▶ [Short exercise] No images are to be carried over; print all other material exactly as it stands.

[Extracted records]
------------------------------------------------------------
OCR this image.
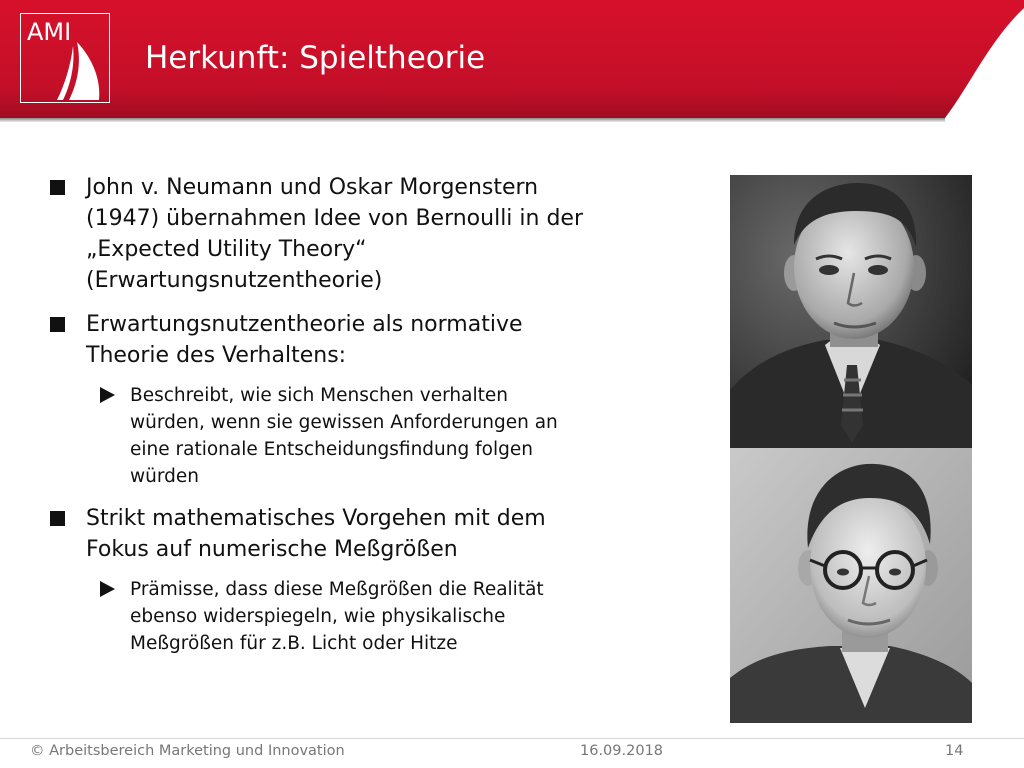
AMI
Herkunft: Spieltheorie
John v. Neumann und Oskar Morgenstern
(1947) übernahmen Idee von Bernoulli in der
„Expected Utility Theory“
(Erwartungsnutzentheorie)
Erwartungsnutzentheorie als normative
Theorie des Verhaltens:
Beschreibt, wie sich Menschen verhalten
würden, wenn sie gewissen Anforderungen an
eine rationale Entscheidungsfindung folgen
würden
Strikt mathematisches Vorgehen mit dem
Fokus auf numerische Meßgrößen
Prämisse, dass diese Meßgrößen die Realität
ebenso widerspiegeln, wie physikalische
Meßgrößen für z.B. Licht oder Hitze
© Arbeitsbereich Marketing und Innovation	16.09.2018	14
------------------------------------------------------------
▶ [Written response]
OCR this image.
AMI
Herkunft: Spieltheorie
John v. Neumann und Oskar Morgenstern
(1947) übernahmen Idee von Bernoulli in der
„Expected Utility Theory“
(Erwartungsnutzentheorie)
Erwartungsnutzentheorie als normative
Theorie des Verhaltens:
Beschreibt, wie sich Menschen verhalten
würden, wenn sie gewissen Anforderungen an
eine rationale Entscheidungsfindung folgen
würden
Strikt mathematisches Vorgehen mit dem
Fokus auf numerische Meßgrößen
Prämisse, dass diese Meßgrößen die Realität
ebenso widerspiegeln, wie physikalische
Meßgrößen für z.B. Licht oder Hitze
© Arbeitsbereich Marketing und Innovation	16.09.2018	14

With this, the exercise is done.